* _MATERIAL FOR THIS EXERCISE_

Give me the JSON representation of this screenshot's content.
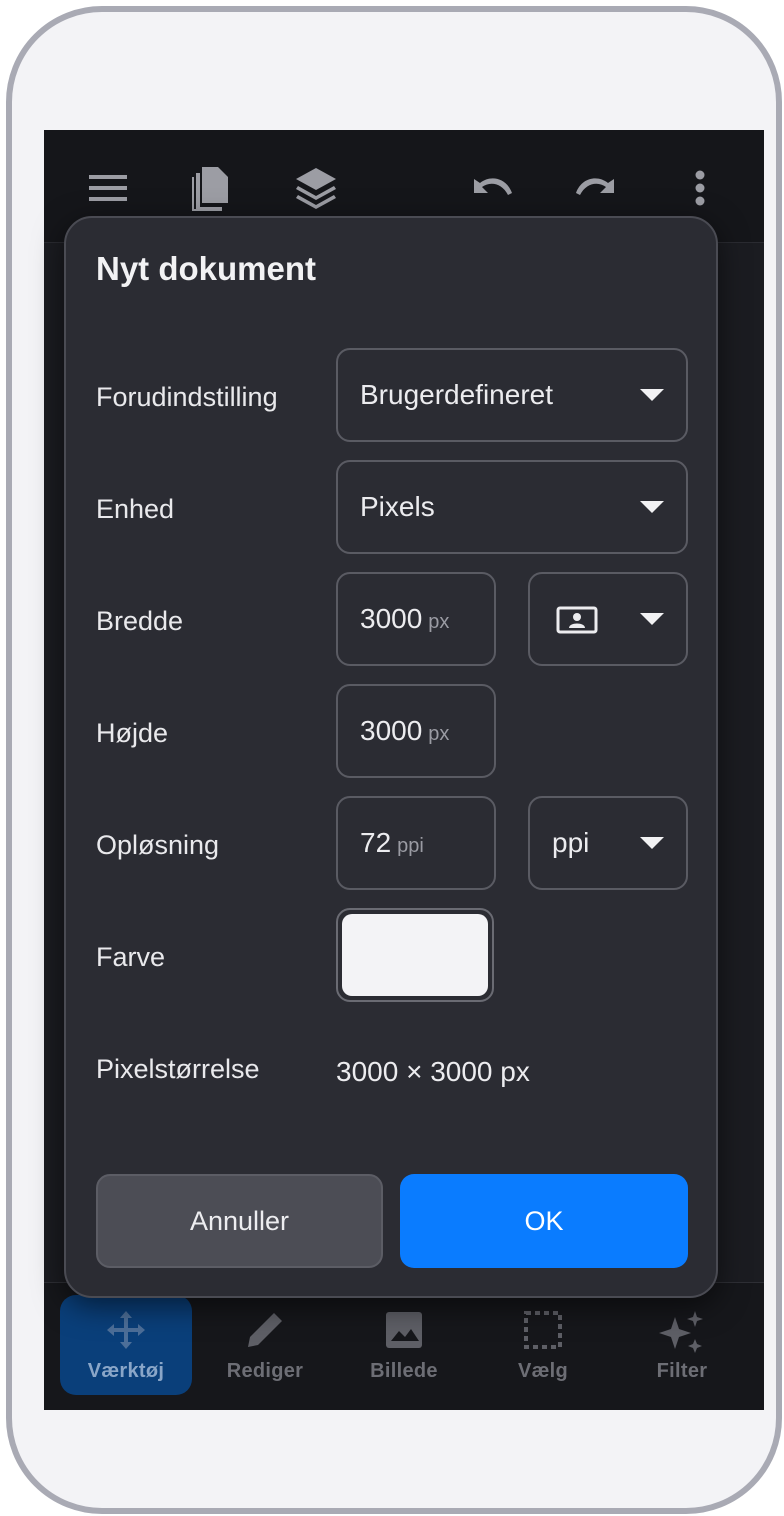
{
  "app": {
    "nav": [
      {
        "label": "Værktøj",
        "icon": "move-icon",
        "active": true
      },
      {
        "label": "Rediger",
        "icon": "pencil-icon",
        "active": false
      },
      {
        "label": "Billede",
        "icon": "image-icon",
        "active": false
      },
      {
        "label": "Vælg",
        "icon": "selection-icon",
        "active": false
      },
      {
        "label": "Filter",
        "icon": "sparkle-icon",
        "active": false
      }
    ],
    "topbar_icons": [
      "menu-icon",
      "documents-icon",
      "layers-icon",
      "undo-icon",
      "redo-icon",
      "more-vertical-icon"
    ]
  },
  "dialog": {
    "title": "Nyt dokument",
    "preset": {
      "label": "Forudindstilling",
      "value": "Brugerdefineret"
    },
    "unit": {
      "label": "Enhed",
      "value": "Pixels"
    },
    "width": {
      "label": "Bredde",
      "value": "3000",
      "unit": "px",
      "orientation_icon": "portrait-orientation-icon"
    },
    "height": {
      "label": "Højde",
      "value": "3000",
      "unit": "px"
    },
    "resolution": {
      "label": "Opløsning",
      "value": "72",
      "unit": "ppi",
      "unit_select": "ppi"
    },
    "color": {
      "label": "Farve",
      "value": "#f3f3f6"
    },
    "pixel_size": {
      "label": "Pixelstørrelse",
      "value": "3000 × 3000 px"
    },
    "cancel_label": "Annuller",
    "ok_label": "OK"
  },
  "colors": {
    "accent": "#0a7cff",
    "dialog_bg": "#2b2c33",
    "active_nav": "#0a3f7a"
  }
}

* _WHAT TO DO_
Send back the data above word for word, with the pictures left out.

* _RESULT OF THIS TASK_
Give me the JSON representation of this screenshot's content.
{
  "app": {
    "nav": [
      {
        "label": "Værktøj",
        "icon": "move-icon",
        "active": true
      },
      {
        "label": "Rediger",
        "icon": "pencil-icon",
        "active": false
      },
      {
        "label": "Billede",
        "icon": "image-icon",
        "active": false
      },
      {
        "label": "Vælg",
        "icon": "selection-icon",
        "active": false
      },
      {
        "label": "Filter",
        "icon": "sparkle-icon",
        "active": false
      }
    ],
    "topbar_icons": [
      "menu-icon",
      "documents-icon",
      "layers-icon",
      "undo-icon",
      "redo-icon",
      "more-vertical-icon"
    ]
  },
  "dialog": {
    "title": "Nyt dokument",
    "preset": {
      "label": "Forudindstilling",
      "value": "Brugerdefineret"
    },
    "unit": {
      "label": "Enhed",
      "value": "Pixels"
    },
    "width": {
      "label": "Bredde",
      "value": "3000",
      "unit": "px",
      "orientation_icon": "portrait-orientation-icon"
    },
    "height": {
      "label": "Højde",
      "value": "3000",
      "unit": "px"
    },
    "resolution": {
      "label": "Opløsning",
      "value": "72",
      "unit": "ppi",
      "unit_select": "ppi"
    },
    "color": {
      "label": "Farve",
      "value": "#f3f3f6"
    },
    "pixel_size": {
      "label": "Pixelstørrelse",
      "value": "3000 × 3000 px"
    },
    "cancel_label": "Annuller",
    "ok_label": "OK"
  },
  "colors": {
    "accent": "#0a7cff",
    "dialog_bg": "#2b2c33",
    "active_nav": "#0a3f7a"
  }
}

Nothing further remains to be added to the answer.